(Element box annotations)
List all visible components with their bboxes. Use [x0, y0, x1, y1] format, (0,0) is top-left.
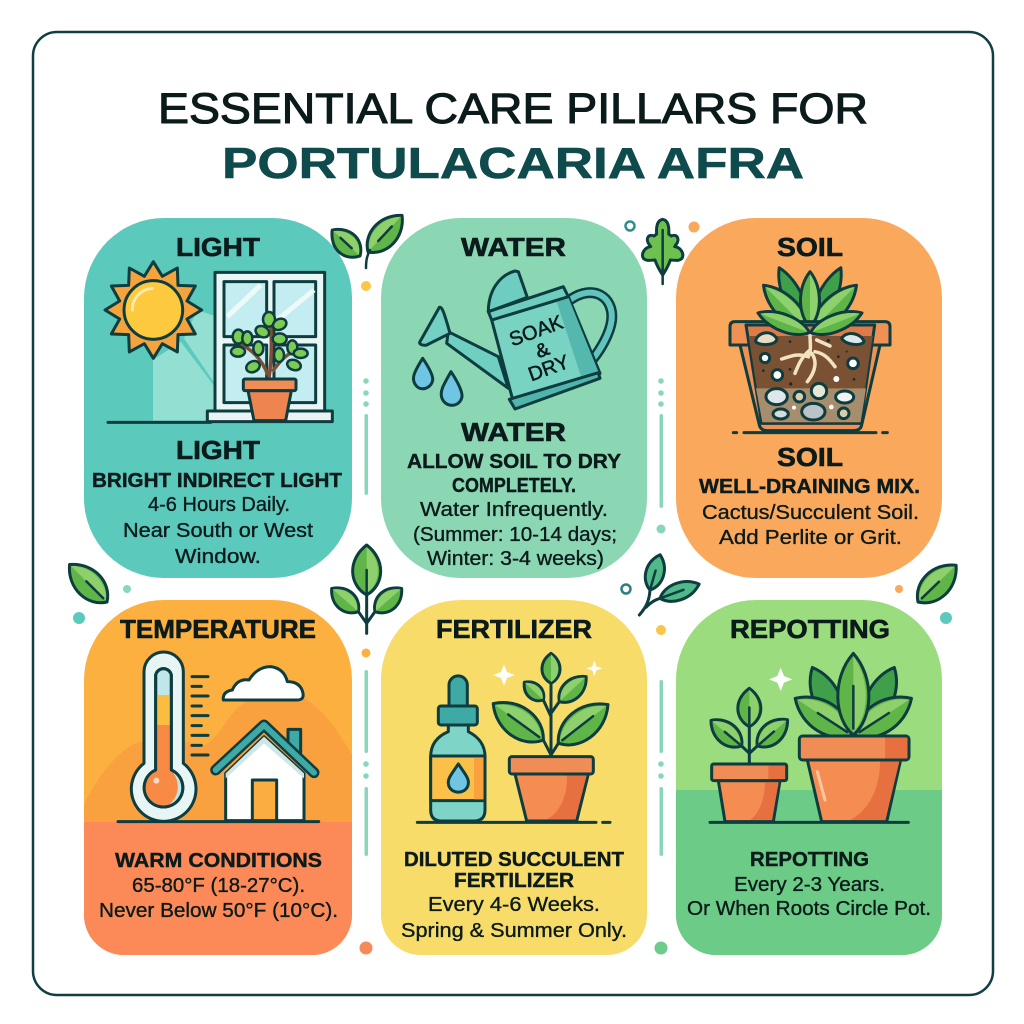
decoration: centre right sprig	[639, 552, 702, 615]
heading: water: WATER	[461, 232, 566, 262]
panel: fertilizer	[381, 600, 647, 955]
text: fertilizer	[401, 849, 627, 942]
icon: watering can: SOAK	[506, 311, 567, 351]
text: light: 4-6 Hours Daily.	[148, 494, 290, 516]
text: fertilizer: Spring & Summer Only.	[401, 920, 627, 942]
decoration: left leaf	[60, 555, 117, 612]
text: fertilizer: DILUTED SUCCULENT	[404, 849, 624, 871]
text: light: LIGHT	[176, 435, 260, 465]
heading: temperature: TEMPERATURE	[120, 614, 316, 644]
text: water: WATER	[461, 417, 566, 447]
icon: pot cross-section with soil layers and plant	[730, 264, 890, 433]
text: soil: Cactus/Succulent Soil.	[702, 502, 919, 524]
text: light	[92, 435, 342, 568]
text: light: BRIGHT INDIRECT LIGHT	[92, 470, 342, 492]
text: water: COMPLETELY.	[452, 475, 576, 497]
title	[158, 85, 868, 188]
decoration: centre left sprout	[325, 545, 408, 633]
panel: water	[381, 218, 647, 578]
text: fertilizer: FERTILIZER	[454, 870, 575, 892]
decoration: top leaf pair	[324, 207, 411, 268]
decoration: oak leaf	[643, 219, 683, 284]
text: soil: Add Perlite or Grit.	[719, 527, 902, 549]
heading: fertilizer: FERTILIZER	[436, 614, 592, 644]
heading: repotting: REPOTTING	[730, 614, 890, 644]
panel: repotting	[676, 600, 942, 955]
decoration: dots and dividers	[73, 222, 952, 954]
text: soil: SOIL	[777, 442, 843, 472]
heading: soil: SOIL	[777, 232, 843, 262]
title: ESSENTIAL CARE PILLARS FOR	[158, 85, 868, 133]
icon: thermometer and house	[118, 652, 319, 822]
text: repotting	[687, 849, 931, 920]
text: water: Winter: 3-4 weeks)	[427, 548, 604, 570]
text: temperature: Never Below 50°F (10°C).	[99, 900, 338, 922]
text: soil	[699, 442, 920, 549]
icon: sun, window and potted plant	[105, 262, 332, 422]
text: temperature	[99, 850, 338, 922]
text: water: (Summer: 10-14 days;	[413, 524, 617, 546]
icon: watering can: &	[532, 338, 553, 364]
text: temperature: WARM CONDITIONS	[115, 850, 322, 872]
icon: watering can	[413, 271, 612, 409]
icon: small and large potted plants	[704, 653, 920, 822]
panel: light	[84, 218, 352, 578]
panel: soil	[676, 218, 942, 578]
decoration: right leaf	[909, 555, 966, 612]
text: light: Near South or West	[123, 520, 313, 542]
text: repotting: Or When Roots Circle Pot.	[687, 898, 931, 920]
text: fertilizer: Every 4-6 Weeks.	[428, 894, 600, 916]
text: soil: WELL-DRAINING MIX.	[699, 476, 920, 498]
text: light: Window.	[175, 546, 261, 568]
text: repotting: Every 2-3 Years.	[734, 874, 885, 896]
icon: fertilizer dropper bottle and seedling	[417, 653, 617, 822]
text: repotting: REPOTTING	[750, 849, 869, 871]
heading: light: LIGHT	[176, 232, 260, 262]
title: PORTULACARIA AFRA	[222, 139, 804, 188]
text: water: ALLOW SOIL TO DRY	[407, 451, 622, 473]
panel: temperature	[84, 600, 352, 955]
text: water	[407, 417, 622, 570]
icon: watering can: DRY	[525, 351, 572, 386]
text: water: Water Infrequently.	[420, 499, 608, 521]
text: temperature: 65-80°F (18-27°C).	[132, 875, 305, 897]
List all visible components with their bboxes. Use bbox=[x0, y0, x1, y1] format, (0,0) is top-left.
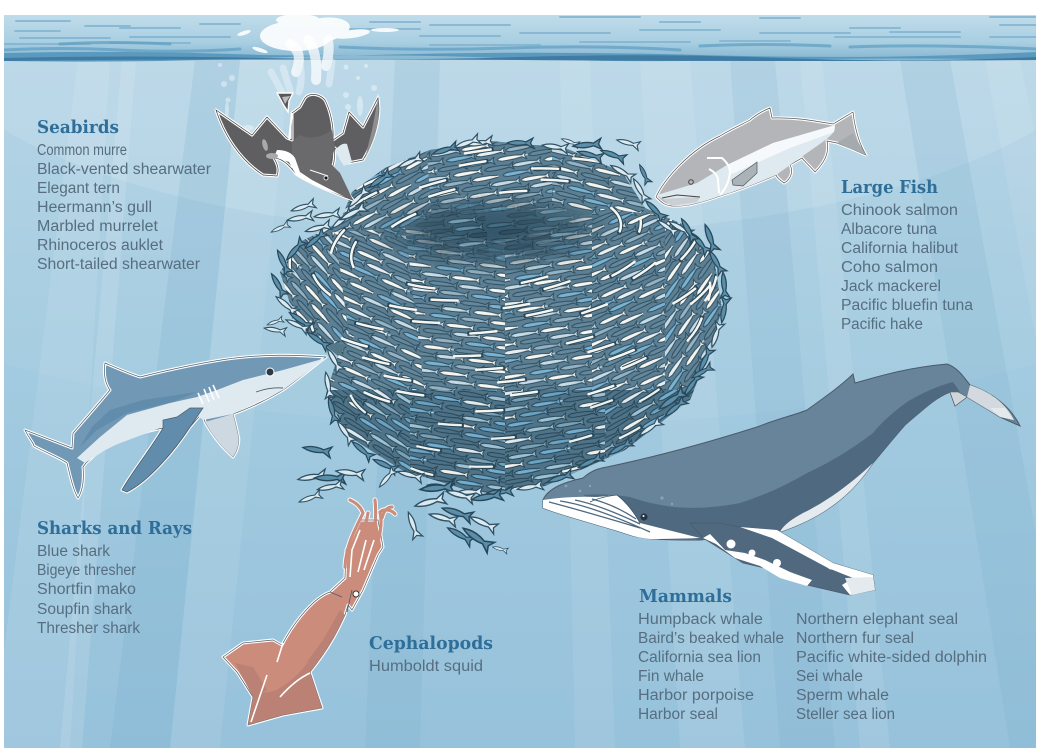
icon: humpback whale bbox=[543, 364, 1020, 595]
list: large fish: Chinook salmon bbox=[841, 202, 958, 219]
fish along the edge of the school bbox=[267, 136, 731, 498]
stray fish around the school bbox=[263, 134, 720, 554]
list: mammals column one: Harbor seal bbox=[638, 706, 718, 723]
list: seabirds: Marbled murrelet bbox=[37, 218, 159, 235]
list: mammals column two bbox=[796, 611, 987, 723]
list: mammals column one bbox=[638, 611, 784, 723]
fish school (bait ball) bbox=[260, 118, 760, 554]
heading: Large Fish: Large Fish bbox=[841, 177, 938, 198]
list: seabirds: Black-vented shearwater bbox=[37, 161, 211, 178]
splash bbox=[218, 14, 399, 131]
heading: Mammals: Mammals bbox=[639, 586, 732, 607]
list: mammals column two: Sei whale bbox=[796, 668, 863, 685]
list: cephalopods: Humboldt squid bbox=[369, 658, 483, 675]
icon: chinook salmon bbox=[656, 108, 866, 206]
list: large fish: Coho salmon bbox=[841, 259, 938, 276]
list: mammals column two: Sperm whale bbox=[796, 687, 889, 704]
list: seabirds: Elegant tern bbox=[37, 180, 120, 197]
list: seabirds: Rhinoceros auklet bbox=[37, 237, 164, 254]
icon: blue shark bbox=[25, 355, 326, 498]
list: large fish bbox=[841, 202, 973, 333]
icon: humboldt squid bbox=[223, 500, 395, 725]
list: sharks and rays: Blue shark bbox=[37, 543, 110, 560]
list: large fish: Albacore tuna bbox=[841, 221, 937, 238]
heading: Cephalopods: Cephalopods bbox=[369, 633, 493, 654]
list: large fish: Jack mackerel bbox=[841, 278, 941, 295]
list: sharks and rays: Bigeye thresher bbox=[37, 562, 136, 579]
flipper bbox=[690, 523, 875, 595]
list: mammals column two: Steller sea lion bbox=[796, 706, 895, 723]
list: mammals column one: California sea lion bbox=[638, 649, 761, 666]
list: seabirds: Common murre bbox=[37, 142, 127, 159]
list: mammals column two: Pacific white-sided dolphin bbox=[796, 649, 987, 666]
list: seabirds bbox=[37, 142, 211, 273]
list: large fish: Pacific bluefin tuna bbox=[841, 297, 973, 314]
heading: Seabirds: Seabirds bbox=[37, 117, 119, 138]
heading: Sharks and Rays: Sharks and Rays bbox=[37, 518, 192, 539]
water surface bbox=[4, 15, 1036, 62]
list: large fish: Pacific hake bbox=[841, 316, 923, 333]
list: sharks and rays bbox=[37, 543, 140, 637]
icon: diving seabird bbox=[216, 93, 379, 200]
list: large fish: California halibut bbox=[841, 240, 959, 257]
list: mammals column one: Fin whale bbox=[638, 668, 704, 685]
list: mammals column two: Northern elephant seal bbox=[796, 611, 958, 628]
list: mammals column one: Baird’s beaked whale bbox=[638, 630, 784, 647]
list: mammals column one: Humpback whale bbox=[638, 611, 763, 628]
list: mammals column one: Harbor porpoise bbox=[638, 687, 754, 704]
list: sharks and rays: Shortfin mako bbox=[37, 581, 136, 598]
list: seabirds: Short-tailed shearwater bbox=[37, 256, 200, 273]
list: sharks and rays: Thresher shark bbox=[37, 620, 140, 637]
list: sharks and rays: Soupfin shark bbox=[37, 601, 132, 618]
list: mammals column two: Northern fur seal bbox=[796, 630, 914, 647]
list: seabirds: Heermann’s gull bbox=[37, 199, 152, 216]
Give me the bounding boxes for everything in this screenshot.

## INSTRUCTION
Can you rewrite all the rows above as a JSON list of strings, one string per line, skipping blank lines and leaving the pictures out?

## EXERCISE RESPONSE
[
  "List all visible components with their bboxes. Use [x0, y0, x1, y1] format, (0,0) is top-left.",
  "decoration: centre right sprig\t[639, 552, 702, 615]",
  "heading: water: WATER\t[461, 232, 566, 262]",
  "panel: fertilizer\t[381, 600, 647, 955]",
  "text: fertilizer\t[401, 849, 627, 942]",
  "icon: watering can: SOAK\t[506, 311, 567, 351]",
  "text: light: 4-6 Hours Daily.\t[148, 494, 290, 516]",
  "text: fertilizer: Spring & Summer Only.\t[401, 920, 627, 942]",
  "decoration: left leaf\t[60, 555, 117, 612]",
  "text: fertilizer: DILUTED SUCCULENT\t[404, 849, 624, 871]",
  "text: light: LIGHT\t[176, 435, 260, 465]",
  "heading: temperature: TEMPERATURE\t[120, 614, 316, 644]",
  "text: water: WATER\t[461, 417, 566, 447]",
  "icon: pot cross-section with soil layers and plant\t[730, 264, 890, 433]",
  "text: soil: Cactus/Succulent Soil.\t[702, 502, 919, 524]",
  "text: light\t[92, 435, 342, 568]",
  "text: light: BRIGHT INDIRECT LIGHT\t[92, 470, 342, 492]",
  "text: water: COMPLETELY.\t[452, 475, 576, 497]",
  "title\t[158, 85, 868, 188]",
  "decoration: centre left sprout\t[325, 545, 408, 633]",
  "panel: water\t[381, 218, 647, 578]",
  "text: fertilizer: FERTILIZER\t[454, 870, 575, 892]",
  "decoration: top leaf pair\t[324, 207, 411, 268]",
  "decoration: oak leaf\t[643, 219, 683, 284]",
  "text: soil: Add Perlite or Grit.\t[719, 527, 902, 549]",
  "heading: fertilizer: FERTILIZER\t[436, 614, 592, 644]",
  "heading: repotting: REPOTTING\t[730, 614, 890, 644]",
  "panel: repotting\t[676, 600, 942, 955]",
  "decoration: dots and dividers\t[73, 222, 952, 954]",
  "text: soil: SOIL\t[777, 442, 843, 472]",
  "heading: soil: SOIL\t[777, 232, 843, 262]",
  "title: ESSENTIAL CARE PILLARS FOR\t[158, 85, 868, 133]",
  "icon: thermometer and house\t[118, 652, 319, 822]",
  "text: repotting\t[687, 849, 931, 920]",
  "text: water: Winter: 3-4 weeks)\t[427, 548, 604, 570]",
  "text: temperature: Never Below 50°F (10°C).\t[99, 900, 338, 922]",
  "text: soil\t[699, 442, 920, 549]",
  "icon: sun, window and potted plant\t[105, 262, 332, 422]",
  "text: temperature\t[99, 850, 338, 922]",
  "text: water: (Summer: 10-14 days;\t[413, 524, 617, 546]",
  "icon: watering can: &\t[532, 338, 553, 364]",
  "text: temperature: WARM CONDITIONS\t[115, 850, 322, 872]",
  "icon: watering can\t[413, 271, 612, 409]",
  "icon: small and large potted plants\t[704, 653, 920, 822]",
  "panel: light\t[84, 218, 352, 578]",
  "panel: soil\t[676, 218, 942, 578]",
  "decoration: right leaf\t[909, 555, 966, 612]",
  "text: light: Near South or West\t[123, 520, 313, 542]",
  "text: repotting: Or When Roots Circle Pot.\t[687, 898, 931, 920]",
  "text: fertilizer: Every 4-6 Weeks.\t[428, 894, 600, 916]",
  "text: soil: WELL-DRAINING MIX.\t[699, 476, 920, 498]",
  "text: light: Window.\t[175, 546, 261, 568]",
  "text: repotting: Every 2-3 Years.\t[734, 874, 885, 896]",
  "icon: fertilizer dropper bottle and seedling\t[417, 653, 617, 822]",
  "text: repotting: REPOTTING\t[750, 849, 869, 871]",
  "heading: light: LIGHT\t[176, 232, 260, 262]",
  "title: PORTULACARIA AFRA\t[222, 139, 804, 188]",
  "text: water: ALLOW SOIL TO DRY\t[407, 451, 622, 473]",
  "panel: temperature\t[84, 600, 352, 955]",
  "text: water\t[407, 417, 622, 570]",
  "icon: watering can: DRY\t[525, 351, 572, 386]",
  "text: water: Water Infrequently.\t[420, 499, 608, 521]",
  "text: temperature: 65-80°F (18-27°C).\t[132, 875, 305, 897]",
  "List all visible components with their bboxes. Use bbox=[x0, y0, x1, y1] format, (0,0) is top-left.",
  "icon: humpback whale bbox=[543, 364, 1020, 595]",
  "list: large fish: Chinook salmon bbox=[841, 202, 958, 219]",
  "fish along the edge of the school bbox=[267, 136, 731, 498]",
  "stray fish around the school bbox=[263, 134, 720, 554]",
  "list: mammals column one: Harbor seal bbox=[638, 706, 718, 723]",
  "list: seabirds: Marbled murrelet bbox=[37, 218, 159, 235]",
  "list: mammals column two bbox=[796, 611, 987, 723]",
  "list: mammals column one bbox=[638, 611, 784, 723]",
  "fish school (bait ball) bbox=[260, 118, 760, 554]",
  "heading: Large Fish: Large Fish bbox=[841, 177, 938, 198]",
  "list: seabirds: Black-vented shearwater bbox=[37, 161, 211, 178]",
  "splash bbox=[218, 14, 399, 131]",
  "heading: Mammals: Mammals bbox=[639, 586, 732, 607]",
  "list: mammals column two: Sei whale bbox=[796, 668, 863, 685]",
  "list: cephalopods: Humboldt squid bbox=[369, 658, 483, 675]",
  "icon: chinook salmon bbox=[656, 108, 866, 206]",
  "list: large fish: Coho salmon bbox=[841, 259, 938, 276]",
  "list: mammals column two: Sperm whale bbox=[796, 687, 889, 704]",
  "list: seabirds: Elegant tern bbox=[37, 180, 120, 197]",
  "list: seabirds: Rhinoceros auklet bbox=[37, 237, 164, 254]",
  "icon: blue shark bbox=[25, 355, 326, 498]",
  "list: large fish bbox=[841, 202, 973, 333]",
  "icon: humboldt squid bbox=[223, 500, 395, 725]",
  "list: sharks and rays: Blue shark bbox=[37, 543, 110, 560]",
  "list: large fish: Albacore tuna bbox=[841, 221, 937, 238]",
  "heading: Cephalopods: Cephalopods bbox=[369, 633, 493, 654]",
  "list: large fish: Jack mackerel bbox=[841, 278, 941, 295]",
  "list: sharks and rays: Bigeye thresher bbox=[37, 562, 136, 579]",
  "flipper bbox=[690, 523, 875, 595]",
  "list: mammals column two: Steller sea lion bbox=[796, 706, 895, 723]",
  "list: mammals column one: California sea lion bbox=[638, 649, 761, 666]",
  "list: seabirds: Common murre bbox=[37, 142, 127, 159]",
  "list: mammals column two: Pacific white-sided dolphin bbox=[796, 649, 987, 666]",
  "list: seabirds bbox=[37, 142, 211, 273]",
  "list: large fish: Pacific bluefin tuna bbox=[841, 297, 973, 314]",
  "heading: Seabirds: Seabirds bbox=[37, 117, 119, 138]",
  "heading: Sharks and Rays: Sharks and Rays bbox=[37, 518, 192, 539]",
  "water surface bbox=[4, 15, 1036, 62]",
  "list: large fish: Pacific hake bbox=[841, 316, 923, 333]",
  "list: sharks and rays bbox=[37, 543, 140, 637]",
  "icon: diving seabird bbox=[216, 93, 379, 200]",
  "list: large fish: California halibut bbox=[841, 240, 959, 257]",
  "list: mammals column one: Fin whale bbox=[638, 668, 704, 685]",
  "list: mammals column two: Northern elephant seal bbox=[796, 611, 958, 628]",
  "list: mammals column one: Baird’s beaked whale bbox=[638, 630, 784, 647]",
  "list: mammals column one: Humpback whale bbox=[638, 611, 763, 628]",
  "list: mammals column one: Harbor porpoise bbox=[638, 687, 754, 704]",
  "list: sharks and rays: Shortfin mako bbox=[37, 581, 136, 598]",
  "list: seabirds: Short-tailed shearwater bbox=[37, 256, 200, 273]",
  "list: sharks and rays: Thresher shark bbox=[37, 620, 140, 637]",
  "list: sharks and rays: Soupfin shark bbox=[37, 601, 132, 618]",
  "list: mammals column two: Northern fur seal bbox=[796, 630, 914, 647]",
  "list: seabirds: Heermann’s gull bbox=[37, 199, 152, 216]",
  "Give me the bounding boxes for everything in this screenshot."
]